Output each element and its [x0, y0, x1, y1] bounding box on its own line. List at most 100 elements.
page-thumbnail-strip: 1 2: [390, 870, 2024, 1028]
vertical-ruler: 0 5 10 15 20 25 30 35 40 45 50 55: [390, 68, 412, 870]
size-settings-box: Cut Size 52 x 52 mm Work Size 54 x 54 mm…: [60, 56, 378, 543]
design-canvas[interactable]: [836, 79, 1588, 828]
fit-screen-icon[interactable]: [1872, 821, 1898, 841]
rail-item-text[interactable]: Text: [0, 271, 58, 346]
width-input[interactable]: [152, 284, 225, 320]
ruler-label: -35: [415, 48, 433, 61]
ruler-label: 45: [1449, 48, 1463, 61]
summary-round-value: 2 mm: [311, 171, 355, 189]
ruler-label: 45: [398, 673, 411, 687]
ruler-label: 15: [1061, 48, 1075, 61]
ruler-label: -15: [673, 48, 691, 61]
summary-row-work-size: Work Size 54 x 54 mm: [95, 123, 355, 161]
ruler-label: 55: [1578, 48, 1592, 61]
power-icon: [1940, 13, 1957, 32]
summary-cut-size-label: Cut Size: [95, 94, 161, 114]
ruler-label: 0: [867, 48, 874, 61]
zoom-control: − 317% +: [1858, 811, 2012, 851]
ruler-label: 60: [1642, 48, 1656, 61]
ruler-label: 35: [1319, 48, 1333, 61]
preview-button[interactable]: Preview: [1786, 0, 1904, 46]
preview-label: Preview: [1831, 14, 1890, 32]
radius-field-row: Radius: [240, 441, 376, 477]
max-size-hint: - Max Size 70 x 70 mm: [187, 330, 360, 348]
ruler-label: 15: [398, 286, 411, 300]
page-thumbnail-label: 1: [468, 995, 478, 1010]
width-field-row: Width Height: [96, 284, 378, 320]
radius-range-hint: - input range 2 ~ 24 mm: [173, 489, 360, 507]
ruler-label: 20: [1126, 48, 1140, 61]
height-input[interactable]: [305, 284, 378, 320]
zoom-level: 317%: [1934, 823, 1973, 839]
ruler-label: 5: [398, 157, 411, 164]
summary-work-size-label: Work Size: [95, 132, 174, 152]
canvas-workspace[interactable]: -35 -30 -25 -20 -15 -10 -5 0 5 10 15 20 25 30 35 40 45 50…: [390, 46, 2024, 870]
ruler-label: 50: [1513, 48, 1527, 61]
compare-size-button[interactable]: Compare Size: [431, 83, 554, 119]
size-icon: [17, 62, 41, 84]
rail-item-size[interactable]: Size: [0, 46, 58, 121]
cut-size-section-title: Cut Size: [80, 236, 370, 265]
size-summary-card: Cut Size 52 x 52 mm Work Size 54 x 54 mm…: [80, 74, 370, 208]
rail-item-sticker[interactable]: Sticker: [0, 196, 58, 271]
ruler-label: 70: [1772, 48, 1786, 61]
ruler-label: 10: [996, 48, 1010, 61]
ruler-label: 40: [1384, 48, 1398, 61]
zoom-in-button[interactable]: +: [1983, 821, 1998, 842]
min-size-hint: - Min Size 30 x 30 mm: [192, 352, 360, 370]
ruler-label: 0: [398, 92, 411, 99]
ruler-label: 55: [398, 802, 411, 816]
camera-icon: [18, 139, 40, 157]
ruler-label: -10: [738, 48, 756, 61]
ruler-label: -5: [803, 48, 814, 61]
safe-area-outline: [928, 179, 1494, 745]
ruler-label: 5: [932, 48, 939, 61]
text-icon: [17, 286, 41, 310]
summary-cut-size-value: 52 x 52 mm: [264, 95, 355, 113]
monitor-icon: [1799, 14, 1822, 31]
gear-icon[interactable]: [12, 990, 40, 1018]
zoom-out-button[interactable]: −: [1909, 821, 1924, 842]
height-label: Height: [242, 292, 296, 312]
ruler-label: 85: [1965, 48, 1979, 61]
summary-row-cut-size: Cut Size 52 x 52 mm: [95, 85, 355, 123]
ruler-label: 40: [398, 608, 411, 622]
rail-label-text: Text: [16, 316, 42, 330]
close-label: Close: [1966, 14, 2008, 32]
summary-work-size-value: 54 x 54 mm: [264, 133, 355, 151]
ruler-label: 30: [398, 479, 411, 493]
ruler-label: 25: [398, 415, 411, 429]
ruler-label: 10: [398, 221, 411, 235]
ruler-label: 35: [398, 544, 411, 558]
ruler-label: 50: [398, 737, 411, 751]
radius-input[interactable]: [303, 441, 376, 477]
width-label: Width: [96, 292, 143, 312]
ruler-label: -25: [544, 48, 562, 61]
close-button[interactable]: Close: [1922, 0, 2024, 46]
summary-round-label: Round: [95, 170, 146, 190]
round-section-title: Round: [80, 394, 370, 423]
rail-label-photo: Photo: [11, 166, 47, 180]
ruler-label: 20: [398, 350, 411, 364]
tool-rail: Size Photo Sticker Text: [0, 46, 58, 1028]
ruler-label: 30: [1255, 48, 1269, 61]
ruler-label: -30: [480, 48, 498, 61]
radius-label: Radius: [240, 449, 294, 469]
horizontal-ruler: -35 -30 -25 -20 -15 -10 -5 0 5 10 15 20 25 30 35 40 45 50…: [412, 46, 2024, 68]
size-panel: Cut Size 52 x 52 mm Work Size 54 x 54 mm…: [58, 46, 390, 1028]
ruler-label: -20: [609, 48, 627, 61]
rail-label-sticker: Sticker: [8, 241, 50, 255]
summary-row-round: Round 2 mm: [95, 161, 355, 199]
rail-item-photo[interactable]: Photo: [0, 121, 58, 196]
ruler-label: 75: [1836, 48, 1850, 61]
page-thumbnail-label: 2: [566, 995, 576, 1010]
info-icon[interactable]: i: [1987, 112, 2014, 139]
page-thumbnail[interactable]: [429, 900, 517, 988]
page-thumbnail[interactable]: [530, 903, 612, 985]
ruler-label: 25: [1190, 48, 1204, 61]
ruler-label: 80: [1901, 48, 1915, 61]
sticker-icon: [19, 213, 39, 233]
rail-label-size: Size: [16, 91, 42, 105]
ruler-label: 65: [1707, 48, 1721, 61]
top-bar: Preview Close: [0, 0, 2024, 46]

AIM
Repeat every one of the lines above without changing anything.

SOLUTION TO THE PROBLEM
Output each element and its [x0, y0, x1, y1] bounding box on its own line. List at most 100 elements.
page-thumbnail-strip: 1 2: [390, 870, 2024, 1028]
vertical-ruler: 0 5 10 15 20 25 30 35 40 45 50 55: [390, 68, 412, 870]
size-settings-box: Cut Size 52 x 52 mm Work Size 54 x 54 mm…: [60, 56, 378, 543]
design-canvas[interactable]: [836, 79, 1588, 828]
fit-screen-icon[interactable]: [1872, 821, 1898, 841]
rail-item-text[interactable]: Text: [0, 271, 58, 346]
width-input[interactable]: [152, 284, 225, 320]
ruler-label: -35: [415, 48, 433, 61]
ruler-label: 45: [1449, 48, 1463, 61]
summary-round-value: 2 mm: [311, 171, 355, 189]
ruler-label: 45: [398, 673, 411, 687]
ruler-label: 15: [1061, 48, 1075, 61]
ruler-label: -15: [673, 48, 691, 61]
summary-row-work-size: Work Size 54 x 54 mm: [95, 123, 355, 161]
ruler-label: 55: [1578, 48, 1592, 61]
power-icon: [1940, 13, 1957, 32]
summary-cut-size-label: Cut Size: [95, 94, 161, 114]
ruler-label: 0: [867, 48, 874, 61]
zoom-control: − 317% +: [1858, 811, 2012, 851]
ruler-label: 60: [1642, 48, 1656, 61]
ruler-label: 35: [1319, 48, 1333, 61]
preview-button[interactable]: Preview: [1786, 0, 1904, 46]
preview-label: Preview: [1831, 14, 1890, 32]
radius-field-row: Radius: [240, 441, 376, 477]
max-size-hint: - Max Size 70 x 70 mm: [187, 330, 360, 348]
ruler-label: 15: [398, 286, 411, 300]
page-thumbnail-label: 1: [468, 995, 478, 1010]
width-field-row: Width Height: [96, 284, 378, 320]
radius-range-hint: - input range 2 ~ 24 mm: [173, 489, 360, 507]
ruler-label: 20: [1126, 48, 1140, 61]
height-input[interactable]: [305, 284, 378, 320]
zoom-level: 317%: [1934, 823, 1973, 839]
ruler-label: 5: [398, 157, 411, 164]
summary-work-size-label: Work Size: [95, 132, 174, 152]
canvas-workspace[interactable]: -35 -30 -25 -20 -15 -10 -5 0 5 10 15 20 25 30 35 40 45 50…: [390, 46, 2024, 870]
ruler-label: 50: [1513, 48, 1527, 61]
compare-size-button[interactable]: Compare Size: [431, 83, 554, 119]
size-icon: [17, 62, 41, 84]
rail-item-size[interactable]: Size: [0, 46, 58, 121]
cut-size-section-title: Cut Size: [80, 236, 370, 265]
size-summary-card: Cut Size 52 x 52 mm Work Size 54 x 54 mm…: [80, 74, 370, 208]
rail-item-sticker[interactable]: Sticker: [0, 196, 58, 271]
ruler-label: 70: [1772, 48, 1786, 61]
ruler-label: 10: [996, 48, 1010, 61]
ruler-label: 40: [1384, 48, 1398, 61]
zoom-in-button[interactable]: +: [1983, 821, 1998, 842]
min-size-hint: - Min Size 30 x 30 mm: [192, 352, 360, 370]
ruler-label: 0: [398, 92, 411, 99]
ruler-label: 55: [398, 802, 411, 816]
camera-icon: [18, 139, 40, 157]
ruler-label: -10: [738, 48, 756, 61]
ruler-label: -5: [803, 48, 814, 61]
safe-area-outline: [928, 179, 1494, 745]
ruler-label: 5: [932, 48, 939, 61]
text-icon: [17, 286, 41, 310]
summary-cut-size-value: 52 x 52 mm: [264, 95, 355, 113]
monitor-icon: [1799, 14, 1822, 31]
gear-icon[interactable]: [12, 990, 40, 1018]
zoom-out-button[interactable]: −: [1909, 821, 1924, 842]
height-label: Height: [242, 292, 296, 312]
ruler-label: 85: [1965, 48, 1979, 61]
summary-row-cut-size: Cut Size 52 x 52 mm: [95, 85, 355, 123]
ruler-label: 40: [398, 608, 411, 622]
rail-label-text: Text: [16, 316, 42, 330]
close-label: Close: [1966, 14, 2008, 32]
summary-work-size-value: 54 x 54 mm: [264, 133, 355, 151]
ruler-label: 30: [398, 479, 411, 493]
ruler-label: 25: [398, 415, 411, 429]
ruler-label: 10: [398, 221, 411, 235]
ruler-label: 35: [398, 544, 411, 558]
ruler-label: 50: [398, 737, 411, 751]
radius-input[interactable]: [303, 441, 376, 477]
width-label: Width: [96, 292, 143, 312]
ruler-label: -25: [544, 48, 562, 61]
close-button[interactable]: Close: [1922, 0, 2024, 46]
summary-round-label: Round: [95, 170, 146, 190]
round-section-title: Round: [80, 394, 370, 423]
rail-label-photo: Photo: [11, 166, 47, 180]
ruler-label: 20: [398, 350, 411, 364]
tool-rail: Size Photo Sticker Text: [0, 46, 58, 1028]
ruler-label: 30: [1255, 48, 1269, 61]
ruler-label: -30: [480, 48, 498, 61]
radius-label: Radius: [240, 449, 294, 469]
horizontal-ruler: -35 -30 -25 -20 -15 -10 -5 0 5 10 15 20 25 30 35 40 45 50…: [412, 46, 2024, 68]
size-panel: Cut Size 52 x 52 mm Work Size 54 x 54 mm…: [58, 46, 390, 1028]
ruler-label: -20: [609, 48, 627, 61]
rail-label-sticker: Sticker: [8, 241, 50, 255]
summary-row-round: Round 2 mm: [95, 161, 355, 199]
rail-item-photo[interactable]: Photo: [0, 121, 58, 196]
ruler-label: 75: [1836, 48, 1850, 61]
page-thumbnail-label: 2: [566, 995, 576, 1010]
info-icon[interactable]: i: [1987, 112, 2014, 139]
page-thumbnail[interactable]: [429, 900, 517, 988]
page-thumbnail[interactable]: [530, 903, 612, 985]
ruler-label: 25: [1190, 48, 1204, 61]
ruler-label: 80: [1901, 48, 1915, 61]
sticker-icon: [19, 213, 39, 233]
rail-label-size: Size: [16, 91, 42, 105]
ruler-label: 65: [1707, 48, 1721, 61]
top-bar: Preview Close: [0, 0, 2024, 46]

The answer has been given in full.